* Exercise requirements *
Filter the records for lines holding the string "title".

* Data *
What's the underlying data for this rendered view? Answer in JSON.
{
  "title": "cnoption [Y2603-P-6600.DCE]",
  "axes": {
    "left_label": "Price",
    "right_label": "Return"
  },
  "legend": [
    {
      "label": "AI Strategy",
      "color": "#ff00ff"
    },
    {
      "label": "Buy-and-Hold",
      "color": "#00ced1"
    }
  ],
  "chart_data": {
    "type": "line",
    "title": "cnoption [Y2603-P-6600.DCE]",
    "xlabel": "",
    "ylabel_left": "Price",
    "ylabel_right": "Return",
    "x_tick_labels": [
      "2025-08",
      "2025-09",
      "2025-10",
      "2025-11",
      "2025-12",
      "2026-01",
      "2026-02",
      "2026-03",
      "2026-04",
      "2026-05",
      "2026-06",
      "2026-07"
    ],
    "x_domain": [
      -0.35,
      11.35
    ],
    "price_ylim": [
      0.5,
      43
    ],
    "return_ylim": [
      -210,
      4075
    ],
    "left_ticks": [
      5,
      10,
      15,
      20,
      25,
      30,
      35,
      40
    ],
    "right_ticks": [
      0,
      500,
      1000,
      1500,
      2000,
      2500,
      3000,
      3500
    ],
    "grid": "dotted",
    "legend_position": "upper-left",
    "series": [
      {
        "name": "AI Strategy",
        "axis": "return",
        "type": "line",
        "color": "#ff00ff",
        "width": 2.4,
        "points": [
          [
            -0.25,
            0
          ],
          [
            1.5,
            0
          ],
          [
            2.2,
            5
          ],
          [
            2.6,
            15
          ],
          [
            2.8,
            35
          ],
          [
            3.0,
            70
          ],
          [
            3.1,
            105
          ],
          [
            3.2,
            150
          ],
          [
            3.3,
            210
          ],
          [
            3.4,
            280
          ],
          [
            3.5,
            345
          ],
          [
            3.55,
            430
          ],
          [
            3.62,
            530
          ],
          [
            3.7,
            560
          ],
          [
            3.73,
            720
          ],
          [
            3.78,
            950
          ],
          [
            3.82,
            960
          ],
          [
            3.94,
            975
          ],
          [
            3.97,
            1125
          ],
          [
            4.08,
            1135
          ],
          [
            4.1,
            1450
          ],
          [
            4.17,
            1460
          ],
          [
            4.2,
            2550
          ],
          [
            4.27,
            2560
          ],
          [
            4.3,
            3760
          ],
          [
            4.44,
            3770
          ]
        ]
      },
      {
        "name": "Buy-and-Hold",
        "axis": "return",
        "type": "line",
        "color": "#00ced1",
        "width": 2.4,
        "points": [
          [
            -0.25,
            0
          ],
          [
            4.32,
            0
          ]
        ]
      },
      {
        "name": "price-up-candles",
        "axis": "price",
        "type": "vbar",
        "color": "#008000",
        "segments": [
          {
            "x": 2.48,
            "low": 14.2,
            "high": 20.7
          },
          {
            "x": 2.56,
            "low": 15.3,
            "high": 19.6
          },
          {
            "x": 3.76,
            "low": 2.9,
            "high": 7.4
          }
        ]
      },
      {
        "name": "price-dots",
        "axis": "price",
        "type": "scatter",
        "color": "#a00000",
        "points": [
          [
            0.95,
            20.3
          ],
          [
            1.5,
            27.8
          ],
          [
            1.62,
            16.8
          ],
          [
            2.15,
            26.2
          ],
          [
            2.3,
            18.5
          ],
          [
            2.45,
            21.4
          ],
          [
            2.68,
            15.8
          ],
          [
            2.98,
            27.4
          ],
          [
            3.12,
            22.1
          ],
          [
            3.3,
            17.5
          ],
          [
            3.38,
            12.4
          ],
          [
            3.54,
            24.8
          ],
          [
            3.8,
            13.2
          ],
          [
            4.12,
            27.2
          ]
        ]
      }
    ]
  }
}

* Task answer *
  "title": "cnoption [Y2603-P-6600.DCE]",
    "title": "cnoption [Y2603-P-6600.DCE]",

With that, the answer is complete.